Request:
All lines featuring the string "Cate" are to be listed.

○ ○ ○ ○ ○ ○ ○

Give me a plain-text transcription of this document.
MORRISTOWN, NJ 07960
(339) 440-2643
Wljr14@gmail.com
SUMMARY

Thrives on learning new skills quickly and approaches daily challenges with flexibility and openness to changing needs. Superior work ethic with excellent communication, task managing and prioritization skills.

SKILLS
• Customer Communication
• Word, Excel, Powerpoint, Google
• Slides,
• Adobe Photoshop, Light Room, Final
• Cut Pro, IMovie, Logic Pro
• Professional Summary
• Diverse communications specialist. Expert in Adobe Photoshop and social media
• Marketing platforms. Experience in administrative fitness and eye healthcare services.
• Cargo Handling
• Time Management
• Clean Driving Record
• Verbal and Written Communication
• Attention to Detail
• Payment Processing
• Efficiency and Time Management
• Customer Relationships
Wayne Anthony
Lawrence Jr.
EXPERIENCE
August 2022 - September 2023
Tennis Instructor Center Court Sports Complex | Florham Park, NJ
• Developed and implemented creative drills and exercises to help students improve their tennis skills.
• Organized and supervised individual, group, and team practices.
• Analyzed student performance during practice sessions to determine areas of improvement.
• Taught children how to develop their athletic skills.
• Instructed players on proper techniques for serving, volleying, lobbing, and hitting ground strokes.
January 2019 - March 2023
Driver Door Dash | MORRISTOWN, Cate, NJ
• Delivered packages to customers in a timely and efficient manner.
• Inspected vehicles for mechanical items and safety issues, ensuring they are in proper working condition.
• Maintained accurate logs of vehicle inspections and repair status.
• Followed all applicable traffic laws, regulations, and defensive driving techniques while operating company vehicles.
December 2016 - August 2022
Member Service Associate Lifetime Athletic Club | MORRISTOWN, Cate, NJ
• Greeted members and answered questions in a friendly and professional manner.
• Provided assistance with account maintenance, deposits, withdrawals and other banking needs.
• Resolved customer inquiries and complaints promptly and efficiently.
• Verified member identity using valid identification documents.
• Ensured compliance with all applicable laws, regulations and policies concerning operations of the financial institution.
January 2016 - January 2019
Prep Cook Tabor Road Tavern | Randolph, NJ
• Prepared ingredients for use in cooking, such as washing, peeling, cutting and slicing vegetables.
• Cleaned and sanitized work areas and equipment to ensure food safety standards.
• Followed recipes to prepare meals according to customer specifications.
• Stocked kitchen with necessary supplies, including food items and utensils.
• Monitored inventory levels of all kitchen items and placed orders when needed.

○ ○ ○ ○ ○ ○ ○

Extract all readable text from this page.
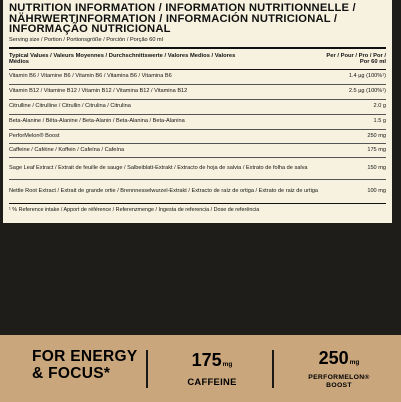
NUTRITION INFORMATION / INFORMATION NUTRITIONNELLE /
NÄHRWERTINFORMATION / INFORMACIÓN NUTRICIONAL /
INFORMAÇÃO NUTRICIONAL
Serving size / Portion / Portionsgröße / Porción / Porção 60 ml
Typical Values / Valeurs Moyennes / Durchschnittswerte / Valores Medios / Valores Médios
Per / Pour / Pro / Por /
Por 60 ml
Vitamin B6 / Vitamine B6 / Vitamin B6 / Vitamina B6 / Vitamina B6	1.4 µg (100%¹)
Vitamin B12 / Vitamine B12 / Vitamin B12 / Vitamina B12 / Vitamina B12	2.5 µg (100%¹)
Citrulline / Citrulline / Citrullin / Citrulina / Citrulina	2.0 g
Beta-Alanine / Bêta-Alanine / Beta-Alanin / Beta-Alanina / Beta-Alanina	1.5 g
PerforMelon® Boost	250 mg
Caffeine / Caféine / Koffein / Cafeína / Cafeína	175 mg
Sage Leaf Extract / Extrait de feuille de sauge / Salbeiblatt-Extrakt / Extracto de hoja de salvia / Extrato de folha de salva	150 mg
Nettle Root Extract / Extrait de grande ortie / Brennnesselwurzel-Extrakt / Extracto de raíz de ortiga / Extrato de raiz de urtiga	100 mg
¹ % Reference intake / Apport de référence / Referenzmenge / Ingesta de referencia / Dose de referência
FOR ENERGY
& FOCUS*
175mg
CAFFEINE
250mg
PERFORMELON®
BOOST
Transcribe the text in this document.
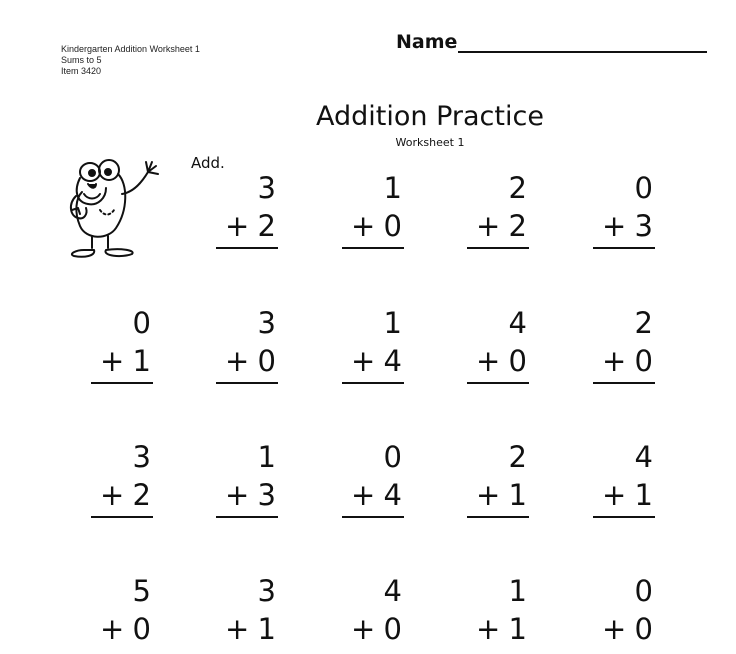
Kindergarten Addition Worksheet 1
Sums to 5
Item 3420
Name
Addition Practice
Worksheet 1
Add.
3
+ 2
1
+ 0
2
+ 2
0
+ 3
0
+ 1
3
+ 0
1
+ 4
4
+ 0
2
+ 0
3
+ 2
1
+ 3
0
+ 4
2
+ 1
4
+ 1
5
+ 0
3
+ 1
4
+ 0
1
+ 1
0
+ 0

○ ○ ○ ○ ○ ○ ○

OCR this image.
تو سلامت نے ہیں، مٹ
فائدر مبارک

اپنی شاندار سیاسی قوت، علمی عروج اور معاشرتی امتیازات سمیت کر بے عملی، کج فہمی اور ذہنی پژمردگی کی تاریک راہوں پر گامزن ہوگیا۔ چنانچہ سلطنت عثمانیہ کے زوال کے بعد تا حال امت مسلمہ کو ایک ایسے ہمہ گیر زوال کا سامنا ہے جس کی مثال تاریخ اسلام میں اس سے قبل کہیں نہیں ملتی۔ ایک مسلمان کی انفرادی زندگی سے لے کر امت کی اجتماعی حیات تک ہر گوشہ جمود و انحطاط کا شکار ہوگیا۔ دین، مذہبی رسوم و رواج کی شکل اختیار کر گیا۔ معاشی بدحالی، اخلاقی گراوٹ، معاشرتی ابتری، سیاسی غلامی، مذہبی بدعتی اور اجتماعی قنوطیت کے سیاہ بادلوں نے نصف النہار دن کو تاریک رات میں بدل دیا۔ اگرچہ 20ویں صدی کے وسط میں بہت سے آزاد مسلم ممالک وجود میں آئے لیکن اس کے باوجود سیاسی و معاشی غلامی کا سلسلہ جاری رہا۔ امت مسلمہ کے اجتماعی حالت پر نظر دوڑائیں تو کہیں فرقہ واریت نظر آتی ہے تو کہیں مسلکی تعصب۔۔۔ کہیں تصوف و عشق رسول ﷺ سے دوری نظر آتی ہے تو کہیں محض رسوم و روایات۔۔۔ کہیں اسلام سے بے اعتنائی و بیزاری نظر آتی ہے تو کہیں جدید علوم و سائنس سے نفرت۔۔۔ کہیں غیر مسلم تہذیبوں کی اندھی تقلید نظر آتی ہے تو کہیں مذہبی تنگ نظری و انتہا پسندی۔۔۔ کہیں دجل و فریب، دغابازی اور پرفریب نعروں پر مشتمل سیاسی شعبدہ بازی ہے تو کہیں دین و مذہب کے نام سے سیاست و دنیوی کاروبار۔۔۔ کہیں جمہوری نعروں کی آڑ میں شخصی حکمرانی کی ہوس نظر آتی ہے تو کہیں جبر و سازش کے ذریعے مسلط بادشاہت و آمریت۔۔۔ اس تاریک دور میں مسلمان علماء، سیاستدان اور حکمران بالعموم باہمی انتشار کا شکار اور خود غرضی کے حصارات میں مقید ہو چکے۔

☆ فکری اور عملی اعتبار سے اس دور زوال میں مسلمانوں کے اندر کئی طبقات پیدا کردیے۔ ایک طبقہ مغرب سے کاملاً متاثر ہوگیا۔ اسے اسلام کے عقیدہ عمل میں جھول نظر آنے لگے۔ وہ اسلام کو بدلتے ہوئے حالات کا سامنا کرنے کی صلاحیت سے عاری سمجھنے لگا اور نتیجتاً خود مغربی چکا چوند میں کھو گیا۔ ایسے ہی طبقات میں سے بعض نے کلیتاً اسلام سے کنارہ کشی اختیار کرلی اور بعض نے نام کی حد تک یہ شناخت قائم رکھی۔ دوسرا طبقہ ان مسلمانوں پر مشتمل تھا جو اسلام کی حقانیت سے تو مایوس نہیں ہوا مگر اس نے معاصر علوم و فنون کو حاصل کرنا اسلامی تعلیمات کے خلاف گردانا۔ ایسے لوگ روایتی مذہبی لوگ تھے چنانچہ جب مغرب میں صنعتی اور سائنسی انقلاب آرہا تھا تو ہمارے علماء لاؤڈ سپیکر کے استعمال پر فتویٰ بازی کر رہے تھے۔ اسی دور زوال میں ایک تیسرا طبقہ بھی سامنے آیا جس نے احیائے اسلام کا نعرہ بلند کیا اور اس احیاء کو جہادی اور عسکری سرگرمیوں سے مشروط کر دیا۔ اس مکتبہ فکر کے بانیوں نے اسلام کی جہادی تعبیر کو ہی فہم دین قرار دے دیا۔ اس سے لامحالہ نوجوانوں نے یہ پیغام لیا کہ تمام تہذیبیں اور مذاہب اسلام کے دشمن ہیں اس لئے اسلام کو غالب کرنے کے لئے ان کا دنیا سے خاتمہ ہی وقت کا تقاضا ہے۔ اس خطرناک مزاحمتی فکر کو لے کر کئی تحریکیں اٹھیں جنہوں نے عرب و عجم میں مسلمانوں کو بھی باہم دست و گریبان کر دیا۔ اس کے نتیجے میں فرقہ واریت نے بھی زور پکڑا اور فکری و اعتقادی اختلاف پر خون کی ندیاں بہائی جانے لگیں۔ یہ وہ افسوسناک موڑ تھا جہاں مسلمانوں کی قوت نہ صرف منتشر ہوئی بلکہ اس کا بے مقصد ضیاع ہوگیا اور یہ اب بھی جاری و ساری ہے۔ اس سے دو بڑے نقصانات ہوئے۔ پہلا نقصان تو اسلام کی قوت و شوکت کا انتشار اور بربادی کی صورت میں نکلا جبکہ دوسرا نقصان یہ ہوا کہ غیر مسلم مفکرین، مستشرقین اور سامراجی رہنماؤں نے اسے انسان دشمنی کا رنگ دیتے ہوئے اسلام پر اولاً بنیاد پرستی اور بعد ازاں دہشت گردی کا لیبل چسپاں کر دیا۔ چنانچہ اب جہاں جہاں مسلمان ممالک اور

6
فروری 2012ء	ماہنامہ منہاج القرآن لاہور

○ ○ ○ ○ ○ ○ ○

Result of the exercise:
Driver Door Dash | MORRISTOWN, Cate, NJ
Member Service Associate Lifetime Athletic Club | MORRISTOWN, Cate, NJ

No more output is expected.